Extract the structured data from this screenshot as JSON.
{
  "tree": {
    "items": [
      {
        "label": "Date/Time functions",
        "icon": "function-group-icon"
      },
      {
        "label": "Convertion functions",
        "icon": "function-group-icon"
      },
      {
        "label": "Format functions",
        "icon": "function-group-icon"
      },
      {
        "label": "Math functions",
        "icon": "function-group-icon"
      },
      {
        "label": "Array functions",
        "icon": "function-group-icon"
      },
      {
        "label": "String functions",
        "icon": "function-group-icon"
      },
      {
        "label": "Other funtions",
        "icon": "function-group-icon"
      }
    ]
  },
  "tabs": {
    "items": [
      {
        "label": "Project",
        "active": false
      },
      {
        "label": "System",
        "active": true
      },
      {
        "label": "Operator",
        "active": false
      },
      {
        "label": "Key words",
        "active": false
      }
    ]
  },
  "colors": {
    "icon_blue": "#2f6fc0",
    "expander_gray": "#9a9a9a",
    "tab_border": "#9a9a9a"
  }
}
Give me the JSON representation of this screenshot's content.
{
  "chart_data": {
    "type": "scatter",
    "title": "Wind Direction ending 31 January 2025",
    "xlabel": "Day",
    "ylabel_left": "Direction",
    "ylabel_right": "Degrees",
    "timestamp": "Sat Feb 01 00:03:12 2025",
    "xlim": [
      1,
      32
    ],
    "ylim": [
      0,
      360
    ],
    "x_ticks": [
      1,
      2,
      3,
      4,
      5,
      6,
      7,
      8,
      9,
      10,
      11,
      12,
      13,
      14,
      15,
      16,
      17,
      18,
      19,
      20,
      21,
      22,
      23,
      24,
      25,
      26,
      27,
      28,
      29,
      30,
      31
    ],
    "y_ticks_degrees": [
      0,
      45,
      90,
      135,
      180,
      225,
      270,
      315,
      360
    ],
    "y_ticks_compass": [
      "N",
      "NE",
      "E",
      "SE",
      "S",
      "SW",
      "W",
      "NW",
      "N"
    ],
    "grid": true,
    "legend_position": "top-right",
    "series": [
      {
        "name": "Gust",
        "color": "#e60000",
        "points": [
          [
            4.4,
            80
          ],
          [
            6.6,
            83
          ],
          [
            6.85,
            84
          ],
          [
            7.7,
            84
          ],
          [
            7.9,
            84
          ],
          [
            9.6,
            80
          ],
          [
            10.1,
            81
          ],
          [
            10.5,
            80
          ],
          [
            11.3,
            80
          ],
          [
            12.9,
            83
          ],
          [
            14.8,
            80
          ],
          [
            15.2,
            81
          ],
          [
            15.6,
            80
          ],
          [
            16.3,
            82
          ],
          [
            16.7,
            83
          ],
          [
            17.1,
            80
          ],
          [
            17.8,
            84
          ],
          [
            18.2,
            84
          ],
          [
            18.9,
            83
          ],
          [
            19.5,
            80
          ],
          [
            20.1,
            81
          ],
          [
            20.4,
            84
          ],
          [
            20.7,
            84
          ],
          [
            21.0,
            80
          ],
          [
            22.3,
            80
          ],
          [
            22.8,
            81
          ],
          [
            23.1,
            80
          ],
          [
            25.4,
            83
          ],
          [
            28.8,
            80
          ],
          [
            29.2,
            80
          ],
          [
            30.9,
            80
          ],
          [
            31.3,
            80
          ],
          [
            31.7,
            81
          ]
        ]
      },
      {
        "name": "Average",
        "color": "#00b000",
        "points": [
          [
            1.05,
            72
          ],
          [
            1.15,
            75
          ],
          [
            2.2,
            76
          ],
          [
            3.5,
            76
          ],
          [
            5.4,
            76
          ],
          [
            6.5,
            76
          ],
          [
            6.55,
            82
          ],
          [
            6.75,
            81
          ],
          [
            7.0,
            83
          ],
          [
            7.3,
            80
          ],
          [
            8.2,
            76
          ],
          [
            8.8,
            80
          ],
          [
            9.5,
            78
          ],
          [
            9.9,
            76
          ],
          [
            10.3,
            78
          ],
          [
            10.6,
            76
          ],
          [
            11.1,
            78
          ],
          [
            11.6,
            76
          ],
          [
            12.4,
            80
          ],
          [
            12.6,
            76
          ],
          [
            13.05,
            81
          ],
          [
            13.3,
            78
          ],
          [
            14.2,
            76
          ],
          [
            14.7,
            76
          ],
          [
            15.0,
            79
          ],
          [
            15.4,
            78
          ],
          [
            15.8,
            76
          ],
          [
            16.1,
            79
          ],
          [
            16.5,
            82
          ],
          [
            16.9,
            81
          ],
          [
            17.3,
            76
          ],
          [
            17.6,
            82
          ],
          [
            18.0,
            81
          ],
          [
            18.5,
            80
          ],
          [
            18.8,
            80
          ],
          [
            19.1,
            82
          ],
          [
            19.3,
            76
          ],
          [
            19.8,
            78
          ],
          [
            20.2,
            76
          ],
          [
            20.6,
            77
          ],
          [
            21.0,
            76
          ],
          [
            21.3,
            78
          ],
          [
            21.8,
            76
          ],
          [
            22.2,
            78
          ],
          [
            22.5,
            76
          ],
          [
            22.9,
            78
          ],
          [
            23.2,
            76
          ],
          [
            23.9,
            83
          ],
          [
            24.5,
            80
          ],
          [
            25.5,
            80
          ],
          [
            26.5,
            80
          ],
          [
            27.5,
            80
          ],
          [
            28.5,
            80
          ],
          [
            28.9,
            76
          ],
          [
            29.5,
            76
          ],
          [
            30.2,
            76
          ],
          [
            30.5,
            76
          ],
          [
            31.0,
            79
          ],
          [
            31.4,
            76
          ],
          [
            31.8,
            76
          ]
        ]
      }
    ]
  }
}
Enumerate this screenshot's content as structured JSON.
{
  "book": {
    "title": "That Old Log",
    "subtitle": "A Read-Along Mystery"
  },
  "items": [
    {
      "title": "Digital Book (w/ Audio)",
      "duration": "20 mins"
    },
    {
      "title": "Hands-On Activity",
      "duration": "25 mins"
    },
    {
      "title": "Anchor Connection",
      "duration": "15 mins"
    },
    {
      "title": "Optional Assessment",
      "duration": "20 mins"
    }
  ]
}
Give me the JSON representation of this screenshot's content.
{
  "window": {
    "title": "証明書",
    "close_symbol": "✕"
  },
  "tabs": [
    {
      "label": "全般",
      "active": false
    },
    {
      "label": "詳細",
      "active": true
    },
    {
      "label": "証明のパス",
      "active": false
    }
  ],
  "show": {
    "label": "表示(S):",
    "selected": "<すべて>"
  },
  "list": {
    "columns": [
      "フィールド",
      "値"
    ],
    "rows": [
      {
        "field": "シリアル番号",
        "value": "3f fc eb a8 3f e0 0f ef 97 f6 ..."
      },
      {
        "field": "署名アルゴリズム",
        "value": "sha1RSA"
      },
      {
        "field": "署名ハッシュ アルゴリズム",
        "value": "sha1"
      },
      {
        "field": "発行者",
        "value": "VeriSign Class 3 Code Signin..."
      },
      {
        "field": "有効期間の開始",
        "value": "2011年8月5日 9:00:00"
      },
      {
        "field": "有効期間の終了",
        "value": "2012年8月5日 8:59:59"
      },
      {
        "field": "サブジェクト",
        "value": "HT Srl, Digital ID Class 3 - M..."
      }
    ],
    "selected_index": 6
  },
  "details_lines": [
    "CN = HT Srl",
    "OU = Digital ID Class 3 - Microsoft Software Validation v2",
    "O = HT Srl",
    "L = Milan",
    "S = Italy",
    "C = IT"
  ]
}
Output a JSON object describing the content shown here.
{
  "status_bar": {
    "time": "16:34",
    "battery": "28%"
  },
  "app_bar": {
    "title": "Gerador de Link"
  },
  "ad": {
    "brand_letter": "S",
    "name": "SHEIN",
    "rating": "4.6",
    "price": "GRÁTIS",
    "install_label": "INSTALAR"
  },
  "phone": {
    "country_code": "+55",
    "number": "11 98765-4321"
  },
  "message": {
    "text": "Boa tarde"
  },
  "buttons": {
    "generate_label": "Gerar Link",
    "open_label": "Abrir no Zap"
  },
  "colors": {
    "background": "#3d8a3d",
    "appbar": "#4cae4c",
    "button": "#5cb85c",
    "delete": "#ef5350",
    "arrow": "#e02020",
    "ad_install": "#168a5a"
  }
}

- - - - - - -

▶ **Exercise goal**
Copy all lines from the material that hold "value".

▶ **Finished exercise**
        "value": "3f fc eb a8 3f e0 0f ef 97 f6 ..."
        "value": "sha1RSA"
        "value": "sha1"
        "value": "VeriSign Class 3 Code Signin..."
        "value": "2011年8月5日 9:00:00"
        "value": "2012年8月5日 8:59:59"
        "value": "HT Srl, Digital ID Class 3 - M..."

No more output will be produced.